**TASK INSTRUCTIONS:** Take the entries below and give them back exactly. Leave out nothing.

Data excerpts
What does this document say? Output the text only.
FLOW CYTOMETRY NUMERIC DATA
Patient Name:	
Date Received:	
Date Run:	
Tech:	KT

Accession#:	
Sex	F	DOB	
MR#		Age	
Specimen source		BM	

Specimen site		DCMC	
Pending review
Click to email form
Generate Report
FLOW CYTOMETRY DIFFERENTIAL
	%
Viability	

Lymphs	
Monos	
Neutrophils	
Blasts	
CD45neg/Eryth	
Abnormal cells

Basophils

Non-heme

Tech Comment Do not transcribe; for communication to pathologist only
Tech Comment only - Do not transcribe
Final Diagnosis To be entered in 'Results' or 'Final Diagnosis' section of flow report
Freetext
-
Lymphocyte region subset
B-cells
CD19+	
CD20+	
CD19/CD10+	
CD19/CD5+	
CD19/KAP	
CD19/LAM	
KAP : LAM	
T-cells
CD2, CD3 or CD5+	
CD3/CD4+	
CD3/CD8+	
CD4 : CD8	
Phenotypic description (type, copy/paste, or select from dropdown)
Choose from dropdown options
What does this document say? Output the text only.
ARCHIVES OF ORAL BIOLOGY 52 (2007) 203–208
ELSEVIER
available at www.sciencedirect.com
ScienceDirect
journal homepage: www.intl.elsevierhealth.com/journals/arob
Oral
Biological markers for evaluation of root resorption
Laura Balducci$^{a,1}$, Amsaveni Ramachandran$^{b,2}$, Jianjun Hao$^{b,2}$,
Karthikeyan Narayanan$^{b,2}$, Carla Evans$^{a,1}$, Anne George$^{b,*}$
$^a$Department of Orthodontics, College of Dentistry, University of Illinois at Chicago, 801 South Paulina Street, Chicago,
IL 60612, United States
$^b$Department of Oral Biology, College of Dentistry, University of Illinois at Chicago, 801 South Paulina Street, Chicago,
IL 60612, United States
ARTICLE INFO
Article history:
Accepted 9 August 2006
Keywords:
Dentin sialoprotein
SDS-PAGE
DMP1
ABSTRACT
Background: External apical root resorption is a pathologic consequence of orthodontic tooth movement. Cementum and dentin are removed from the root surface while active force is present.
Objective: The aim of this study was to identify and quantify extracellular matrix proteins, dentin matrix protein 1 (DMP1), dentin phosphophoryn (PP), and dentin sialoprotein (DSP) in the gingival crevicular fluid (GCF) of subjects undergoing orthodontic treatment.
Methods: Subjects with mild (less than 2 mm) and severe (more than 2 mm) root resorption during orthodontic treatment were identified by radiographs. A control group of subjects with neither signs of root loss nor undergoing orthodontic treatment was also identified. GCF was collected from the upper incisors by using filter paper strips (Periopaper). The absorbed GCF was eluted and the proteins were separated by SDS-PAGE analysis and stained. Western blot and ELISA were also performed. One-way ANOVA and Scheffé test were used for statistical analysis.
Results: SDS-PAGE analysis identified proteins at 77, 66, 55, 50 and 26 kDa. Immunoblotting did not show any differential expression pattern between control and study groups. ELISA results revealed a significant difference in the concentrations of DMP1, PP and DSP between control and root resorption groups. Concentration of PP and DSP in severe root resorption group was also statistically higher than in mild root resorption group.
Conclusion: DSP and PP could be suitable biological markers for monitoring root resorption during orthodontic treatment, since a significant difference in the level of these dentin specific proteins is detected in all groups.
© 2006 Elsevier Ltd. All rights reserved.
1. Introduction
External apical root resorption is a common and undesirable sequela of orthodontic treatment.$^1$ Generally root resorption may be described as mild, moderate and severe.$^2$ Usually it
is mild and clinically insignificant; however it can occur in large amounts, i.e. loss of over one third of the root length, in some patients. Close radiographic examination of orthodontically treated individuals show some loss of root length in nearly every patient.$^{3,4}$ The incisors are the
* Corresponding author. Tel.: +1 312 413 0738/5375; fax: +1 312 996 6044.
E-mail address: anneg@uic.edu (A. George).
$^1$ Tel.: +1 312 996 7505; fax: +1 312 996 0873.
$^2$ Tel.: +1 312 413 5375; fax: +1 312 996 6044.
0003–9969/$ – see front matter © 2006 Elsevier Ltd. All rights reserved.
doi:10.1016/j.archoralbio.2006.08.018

**FINAL ANSWER:**
What does this document say? Output the text only.
FLOW CYTOMETRY NUMERIC DATA
Patient Name:	
Date Received:	
Date Run:	
Tech:	KT

Accession#:	
Sex	F	DOB	
MR#		Age	
Specimen source		BM	

Specimen site		DCMC	
Pending review
Click to email form
Generate Report
FLOW CYTOMETRY DIFFERENTIAL
	%
Viability	

Lymphs	
Monos	
Neutrophils	
Blasts	
CD45neg/Eryth	
Abnormal cells

Basophils

Non-heme

Tech Comment Do not transcribe; for communication to pathologist only
Tech Comment only - Do not transcribe
Final Diagnosis To be entered in 'Results' or 'Final Diagnosis' section of flow report
Freetext
-
Lymphocyte region subset
B-cells
CD19+	
CD20+	
CD19/CD10+	
CD19/CD5+	
CD19/KAP	
CD19/LAM	
KAP : LAM	
T-cells
CD2, CD3 or CD5+	
CD3/CD4+	
CD3/CD8+	
CD4 : CD8	
Phenotypic description (type, copy/paste, or select from dropdown)
Choose from dropdown options
What does this document say? Output the text only.
ARCHIVES OF ORAL BIOLOGY 52 (2007) 203–208
ELSEVIER
available at www.sciencedirect.com
ScienceDirect
journal homepage: www.intl.elsevierhealth.com/journals/arob
Oral
Biological markers for evaluation of root resorption
Laura Balducci$^{a,1}$, Amsaveni Ramachandran$^{b,2}$, Jianjun Hao$^{b,2}$,
Karthikeyan Narayanan$^{b,2}$, Carla Evans$^{a,1}$, Anne George$^{b,*}$
$^a$Department of Orthodontics, College of Dentistry, University of Illinois at Chicago, 801 South Paulina Street, Chicago,
IL 60612, United States
$^b$Department of Oral Biology, College of Dentistry, University of Illinois at Chicago, 801 South Paulina Street, Chicago,
IL 60612, United States
ARTICLE INFO
Article history:
Accepted 9 August 2006
Keywords:
Dentin sialoprotein
SDS-PAGE
DMP1
ABSTRACT
Background: External apical root resorption is a pathologic consequence of orthodontic tooth movement. Cementum and dentin are removed from the root surface while active force is present.
Objective: The aim of this study was to identify and quantify extracellular matrix proteins, dentin matrix protein 1 (DMP1), dentin phosphophoryn (PP), and dentin sialoprotein (DSP) in the gingival crevicular fluid (GCF) of subjects undergoing orthodontic treatment.
Methods: Subjects with mild (less than 2 mm) and severe (more than 2 mm) root resorption during orthodontic treatment were identified by radiographs. A control group of subjects with neither signs of root loss nor undergoing orthodontic treatment was also identified. GCF was collected from the upper incisors by using filter paper strips (Periopaper). The absorbed GCF was eluted and the proteins were separated by SDS-PAGE analysis and stained. Western blot and ELISA were also performed. One-way ANOVA and Scheffé test were used for statistical analysis.
Results: SDS-PAGE analysis identified proteins at 77, 66, 55, 50 and 26 kDa. Immunoblotting did not show any differential expression pattern between control and study groups. ELISA results revealed a significant difference in the concentrations of DMP1, PP and DSP between control and root resorption groups. Concentration of PP and DSP in severe root resorption group was also statistically higher than in mild root resorption group.
Conclusion: DSP and PP could be suitable biological markers for monitoring root resorption during orthodontic treatment, since a significant difference in the level of these dentin specific proteins is detected in all groups.
© 2006 Elsevier Ltd. All rights reserved.
1. Introduction
External apical root resorption is a common and undesirable sequela of orthodontic treatment.$^1$ Generally root resorption may be described as mild, moderate and severe.$^2$ Usually it
is mild and clinically insignificant; however it can occur in large amounts, i.e. loss of over one third of the root length, in some patients. Close radiographic examination of orthodontically treated individuals show some loss of root length in nearly every patient.$^{3,4}$ The incisors are the
* Corresponding author. Tel.: +1 312 413 0738/5375; fax: +1 312 996 6044.
E-mail address: anneg@uic.edu (A. George).
$^1$ Tel.: +1 312 996 7505; fax: +1 312 996 0873.
$^2$ Tel.: +1 312 413 5375; fax: +1 312 996 6044.
0003–9969/$ – see front matter © 2006 Elsevier Ltd. All rights reserved.
doi:10.1016/j.archoralbio.2006.08.018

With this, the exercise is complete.